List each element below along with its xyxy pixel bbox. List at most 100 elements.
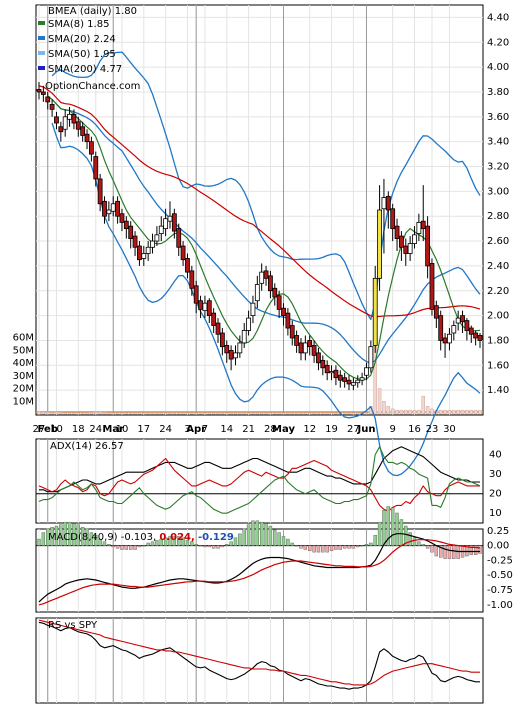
- candle-body: [382, 198, 386, 209]
- macd-histogram-bar: [129, 546, 132, 550]
- volume-bar: [308, 413, 311, 414]
- candle-body: [360, 378, 364, 380]
- price-tick-label: 3.60: [487, 112, 509, 123]
- volume-bar: [382, 401, 385, 414]
- volume-bar: [409, 410, 412, 414]
- candle-body: [421, 221, 425, 228]
- candle-body: [203, 303, 207, 310]
- adx-tick-label: 10: [489, 508, 502, 519]
- candle-body: [268, 276, 272, 291]
- legend-sma50: SMA(50) 1.95: [48, 49, 116, 60]
- candle-body: [338, 375, 342, 380]
- x-tick-label: 18: [72, 424, 85, 435]
- macd-histogram-bar: [417, 542, 420, 546]
- candle-body: [111, 204, 115, 211]
- volume-bar: [160, 413, 163, 414]
- legend-swatch-sma8: [38, 21, 45, 25]
- candle-body: [282, 308, 286, 315]
- volume-bar: [59, 412, 62, 414]
- price-tick-label: 3.40: [487, 137, 509, 148]
- macd-histogram-bar: [203, 546, 206, 547]
- x-tick-label: 21: [242, 424, 255, 435]
- volume-bar: [422, 396, 425, 414]
- volume-bar: [282, 413, 285, 414]
- candle-body: [321, 360, 325, 367]
- volume-bars: [36, 338, 483, 414]
- candle-body: [395, 226, 399, 238]
- macd-histogram-bar: [313, 546, 316, 553]
- volume-bar: [221, 413, 224, 414]
- volume-bar: [234, 413, 237, 414]
- candle-body: [434, 306, 438, 318]
- volume-bar: [142, 413, 145, 414]
- volume-bar: [99, 412, 102, 414]
- price-tick-label: 3.20: [487, 162, 509, 173]
- price-tick-label: 4.40: [487, 12, 509, 23]
- volume-bar: [55, 412, 58, 414]
- volume-bar: [348, 413, 351, 414]
- volume-tick-label: 40M: [13, 358, 34, 369]
- macd-histogram-bar: [116, 546, 119, 549]
- candle-body: [216, 323, 220, 334]
- macd-histogram-bar: [413, 538, 416, 546]
- volume-bar: [190, 413, 193, 414]
- candle-body: [439, 316, 443, 341]
- candle-body: [447, 334, 451, 343]
- macd-histogram-bar: [400, 520, 403, 546]
- volume-bar: [444, 410, 447, 414]
- legend-sma200: SMA(200) 4.77: [48, 64, 122, 75]
- candle-body: [199, 301, 203, 310]
- macd-histogram-bar: [343, 546, 346, 549]
- macd-histogram-bar: [147, 543, 150, 546]
- candle-body: [364, 368, 368, 375]
- volume-bar: [251, 413, 254, 414]
- candle-body: [177, 229, 181, 248]
- volume-bar: [321, 413, 324, 414]
- candle-body: [369, 347, 373, 368]
- candle-body: [312, 345, 316, 355]
- volume-bar: [457, 410, 460, 414]
- volume-tick-label: 30M: [13, 371, 34, 382]
- candle-body: [50, 104, 54, 109]
- candle-body: [399, 236, 403, 247]
- price-tick-label: 2.00: [487, 311, 509, 322]
- macd-tick-label: -0.75: [487, 585, 513, 596]
- macd-histogram-bar: [142, 546, 145, 547]
- candle-body: [146, 247, 150, 253]
- macd-histogram-bar: [352, 546, 355, 549]
- macd-histogram-bar: [273, 530, 276, 546]
- price-tick-label: 3.00: [487, 186, 509, 197]
- candle-body: [194, 286, 198, 303]
- volume-bar: [238, 413, 241, 414]
- macd-label-prefix: MACD(8,40,9) -0.103,: [48, 532, 156, 543]
- candle-body: [98, 179, 102, 204]
- candle-body: [408, 244, 412, 254]
- macd-tick-label: -1.00: [487, 600, 513, 611]
- macd-histogram-bar: [448, 546, 451, 559]
- price-tick-label: 1.40: [487, 385, 509, 396]
- macd-histogram-bar: [125, 546, 128, 550]
- candle-body: [164, 219, 168, 229]
- candle-body: [264, 271, 268, 278]
- volume-bar: [217, 413, 220, 414]
- candle-body: [72, 114, 76, 123]
- macd-histogram-bar: [221, 546, 224, 547]
- adx-tick-label: 40: [489, 450, 502, 461]
- volume-bar: [90, 412, 93, 414]
- macd-histogram-bar: [199, 546, 202, 547]
- volume-bar: [286, 413, 289, 414]
- macd-histogram-bar: [256, 521, 259, 546]
- bollinger-lower: [52, 123, 480, 476]
- candle-body: [129, 226, 133, 238]
- candle-body: [347, 380, 351, 384]
- price-tick-label: 2.40: [487, 261, 509, 272]
- macd-histogram-bar: [286, 539, 289, 546]
- x-tick-label: 10: [50, 424, 63, 435]
- candle-body: [46, 97, 50, 102]
- candle-body: [159, 226, 163, 233]
- candle-body: [190, 271, 194, 288]
- volume-bar: [330, 413, 333, 414]
- volume-bar: [230, 413, 233, 414]
- candle-body: [391, 209, 395, 229]
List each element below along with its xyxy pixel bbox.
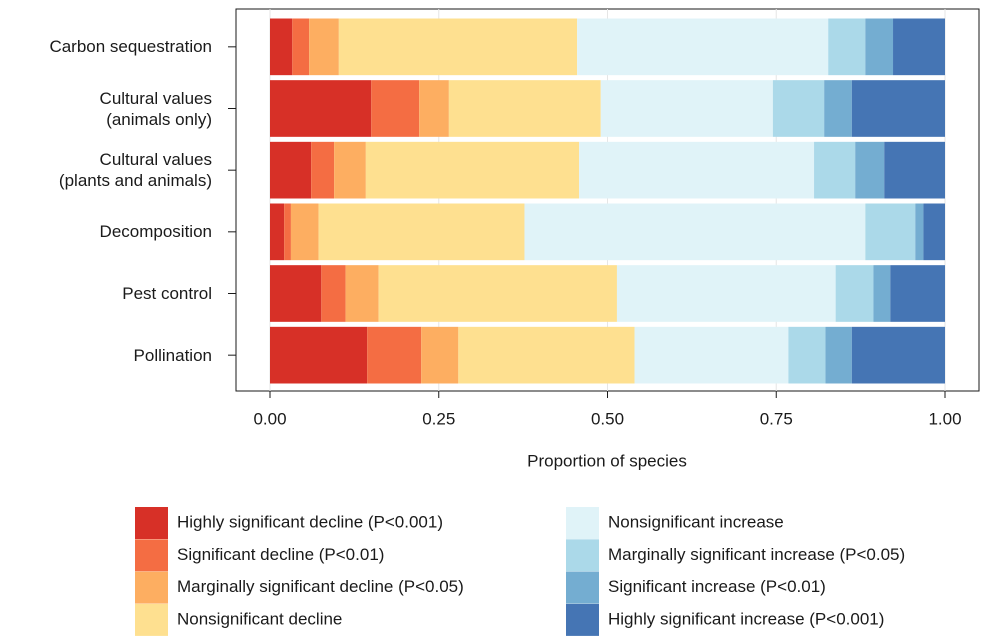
bar-segment — [828, 18, 866, 76]
bar-segment — [851, 80, 945, 137]
bar-segment — [814, 141, 856, 199]
x-tick-label: 0.25 — [422, 409, 455, 428]
bar-segment — [855, 141, 885, 199]
y-tick-label: Carbon sequestration — [49, 37, 212, 57]
bar-segment — [421, 326, 459, 384]
y-tick-label: Cultural values (plants and animals) — [58, 150, 212, 191]
bar-segment — [873, 265, 891, 322]
bar-segment — [378, 265, 617, 322]
bar-segment — [890, 265, 945, 322]
x-tick-label: 0.00 — [253, 409, 286, 428]
bar-segment — [825, 326, 852, 384]
x-tick-label: 0.50 — [591, 409, 624, 428]
bar-segment — [923, 203, 945, 261]
legend-swatch — [566, 603, 599, 636]
bar-segment — [270, 141, 312, 199]
legend-label: Highly significant increase (P<0.001) — [608, 609, 884, 628]
legend-label: Nonsignificant increase — [608, 512, 784, 531]
bar-segment — [270, 203, 285, 261]
bar-segment — [270, 265, 322, 322]
bar-segment — [309, 18, 339, 76]
bar-segment — [915, 203, 924, 261]
bar-segment — [851, 326, 945, 384]
y-tick-label: Cultural values (animals only) — [99, 88, 212, 129]
bar-segment — [788, 326, 826, 384]
legend-label: Significant decline (P<0.01) — [177, 545, 384, 564]
y-tick-label: Pest control — [122, 284, 212, 303]
legend-label: Marginally significant increase (P<0.05) — [608, 545, 905, 564]
legend-swatch — [135, 539, 168, 572]
bar-segment — [321, 265, 346, 322]
bar-segment — [270, 326, 368, 384]
bar-segment — [524, 203, 866, 261]
legend-label: Significant increase (P<0.01) — [608, 577, 826, 596]
legend-swatch — [135, 507, 168, 539]
bar-segment — [270, 18, 293, 76]
bar-segment — [292, 18, 310, 76]
bar-segment — [579, 141, 815, 199]
bar-segment — [634, 326, 789, 384]
legend-label: Marginally significant decline (P<0.05) — [177, 577, 464, 596]
legend-swatch — [566, 507, 599, 539]
y-tick-label: Pollination — [133, 345, 212, 365]
bar-segment — [835, 265, 874, 322]
bar-segment — [448, 80, 601, 137]
bar-segment — [577, 18, 829, 76]
bar-segment — [865, 203, 916, 261]
bar-segment — [270, 80, 372, 137]
bar-segment — [334, 141, 366, 199]
legend-label: Highly significant decline (P<0.001) — [177, 512, 443, 531]
bar-segment — [893, 18, 945, 76]
x-tick-label: 1.00 — [928, 409, 961, 428]
bar-segment — [458, 326, 635, 384]
legend-swatch — [135, 571, 168, 604]
bar-segment — [338, 18, 578, 76]
bar-segment — [884, 141, 945, 199]
bar-segment — [367, 326, 422, 384]
x-tick-label: 0.75 — [760, 409, 793, 428]
bar-segment — [365, 141, 580, 199]
x-axis-title: Proportion of species — [527, 451, 687, 470]
legend-swatch — [566, 539, 599, 572]
bar-segment — [290, 203, 319, 261]
bar-segment — [345, 265, 379, 322]
bar-segment — [772, 80, 825, 137]
legend-label: Nonsignificant decline — [177, 609, 342, 628]
y-tick-label: Decomposition — [99, 222, 212, 242]
legend-swatch — [135, 603, 168, 636]
bar-segment — [865, 18, 894, 76]
bar-segment — [284, 203, 291, 261]
bar-segment — [311, 141, 335, 199]
bar-segment — [824, 80, 852, 137]
bar-segment — [616, 265, 836, 322]
legend-swatch — [566, 571, 599, 604]
bar-segment — [600, 80, 773, 137]
bar-segment — [318, 203, 525, 261]
bar-segment — [371, 80, 420, 137]
bar-segment — [419, 80, 449, 137]
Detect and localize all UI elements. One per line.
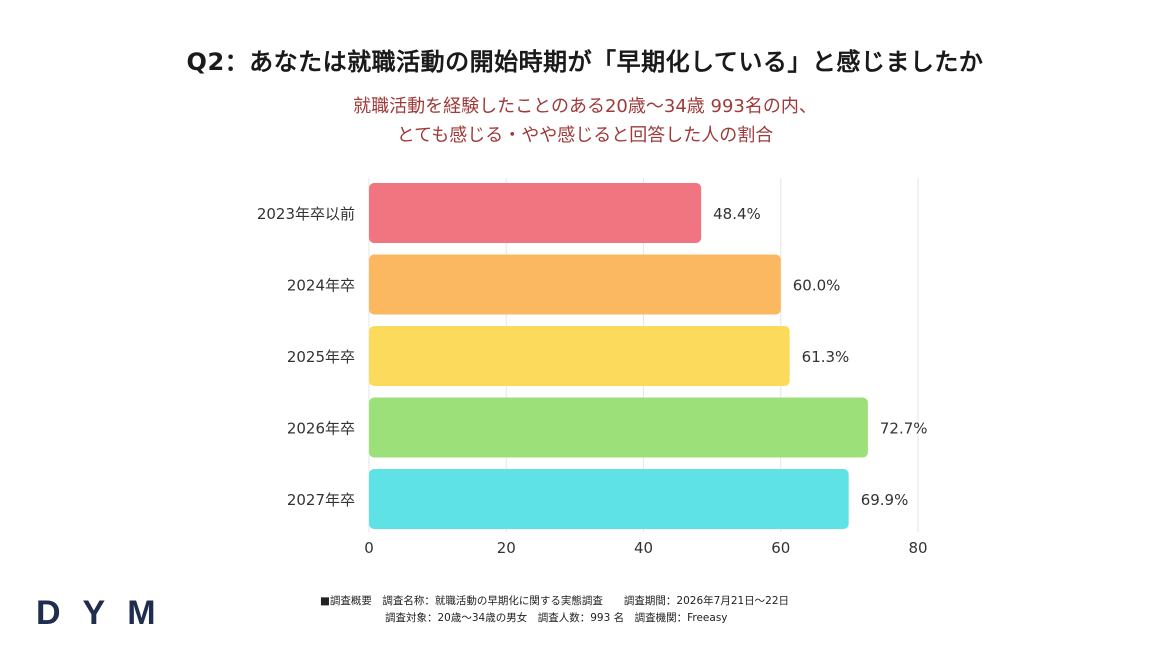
bar: [369, 397, 868, 458]
bar: [369, 326, 790, 386]
bar: [369, 254, 781, 315]
survey-footnote-line1: ■調査概要 調査名称：就職活動の早期化に関する実態調査 調査期間：2026年7月…: [320, 595, 790, 607]
category-label: 2023年卒以前: [257, 205, 355, 223]
chart-subtitle-line2: とても感じる・やや感じると回答した人の割合: [396, 125, 774, 146]
x-tick-label: 60: [771, 539, 790, 557]
x-tick-label: 80: [908, 539, 927, 557]
x-tick-label: 40: [634, 539, 653, 557]
value-label: 72.7%: [880, 420, 928, 438]
value-label: 61.3%: [802, 348, 850, 366]
category-label: 2025年卒: [287, 348, 355, 366]
value-label: 69.9%: [861, 491, 909, 509]
value-label: 48.4%: [713, 205, 761, 223]
category-label: 2024年卒: [287, 277, 355, 295]
x-tick-label: 0: [364, 539, 374, 557]
chart-subtitle-line1: 就職活動を経験したことのある20歳〜34歳 993名の内、: [353, 96, 817, 117]
dym-logo: DYM: [36, 594, 178, 632]
category-label: 2027年卒: [287, 491, 355, 509]
x-tick-label: 20: [497, 539, 516, 557]
bar: [369, 469, 849, 529]
bar: [369, 183, 702, 243]
value-label: 60.0%: [793, 277, 841, 295]
category-label: 2026年卒: [287, 420, 355, 438]
survey-footnote-line2: 調査対象：20歳〜34歳の男女 調査人数：993 名 調査機関：Freeasy: [385, 612, 728, 624]
chart-title: Q2：あなたは就職活動の開始時期が「早期化している」と感じましたか: [186, 48, 984, 76]
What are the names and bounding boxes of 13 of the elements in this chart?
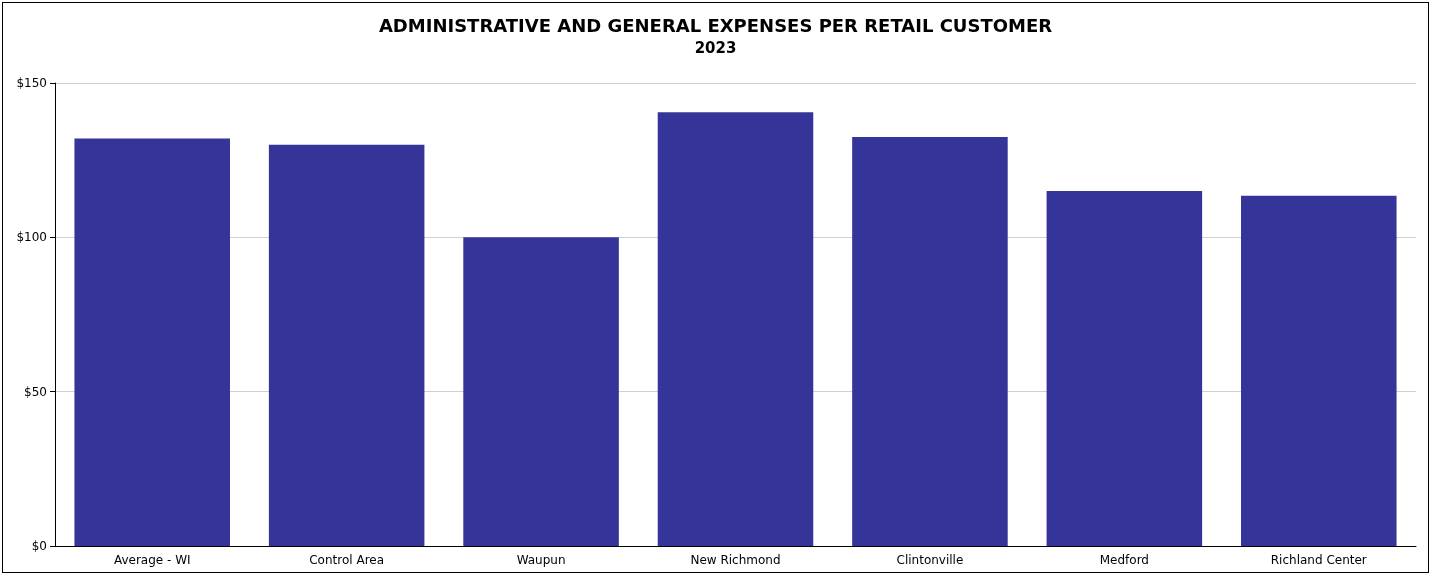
================================
> [Problem requirements] Convert the listing from the line containing "bar: [369, 397, 868, 458]" through the end into a JSON list of strings with one string per line, omitting blank lines and pictures.

> [Response]
[
  "bar: [369, 397, 868, 458]",
  "bar: [369, 326, 790, 386]",
  "bar: [369, 254, 781, 315]",
  "survey-footnote-line1: ■調査概要 調査名称：就職活動の早期化に関する実態調査 調査期間：2026年7月…: [320, 595, 790, 607]",
  "category-label: 2023年卒以前: [257, 205, 355, 223]",
  "chart-subtitle-line2: とても感じる・やや感じると回答した人の割合: [396, 125, 774, 146]",
  "x-tick-label: 60: [771, 539, 790, 557]",
  "x-tick-label: 80: [908, 539, 927, 557]",
  "x-tick-label: 40: [634, 539, 653, 557]",
  "value-label: 72.7%: [880, 420, 928, 438]",
  "value-label: 61.3%: [802, 348, 850, 366]",
  "category-label: 2025年卒: [287, 348, 355, 366]",
  "value-label: 69.9%: [861, 491, 909, 509]",
  "value-label: 48.4%: [713, 205, 761, 223]",
  "category-label: 2024年卒: [287, 277, 355, 295]",
  "x-tick-label: 0: [364, 539, 374, 557]",
  "chart-subtitle-line1: 就職活動を経験したことのある20歳〜34歳 993名の内、: [353, 96, 817, 117]",
  "dym-logo: DYM: [36, 594, 178, 632]",
  "category-label: 2027年卒: [287, 491, 355, 509]",
  "x-tick-label: 20: [497, 539, 516, 557]",
  "bar: [369, 469, 849, 529]",
  "bar: [369, 183, 702, 243]",
  "value-label: 60.0%: [793, 277, 841, 295]",
  "category-label: 2026年卒: [287, 420, 355, 438]",
  "survey-footnote-line2: 調査対象：20歳〜34歳の男女 調査人数：993 名 調査機関：Freeasy: [385, 612, 728, 624]",
  "chart-title: Q2：あなたは就職活動の開始時期が「早期化している」と感じましたか: [186, 48, 984, 76]",
  "What are the names and bounding boxes of 13 of the elements in this chart?"
]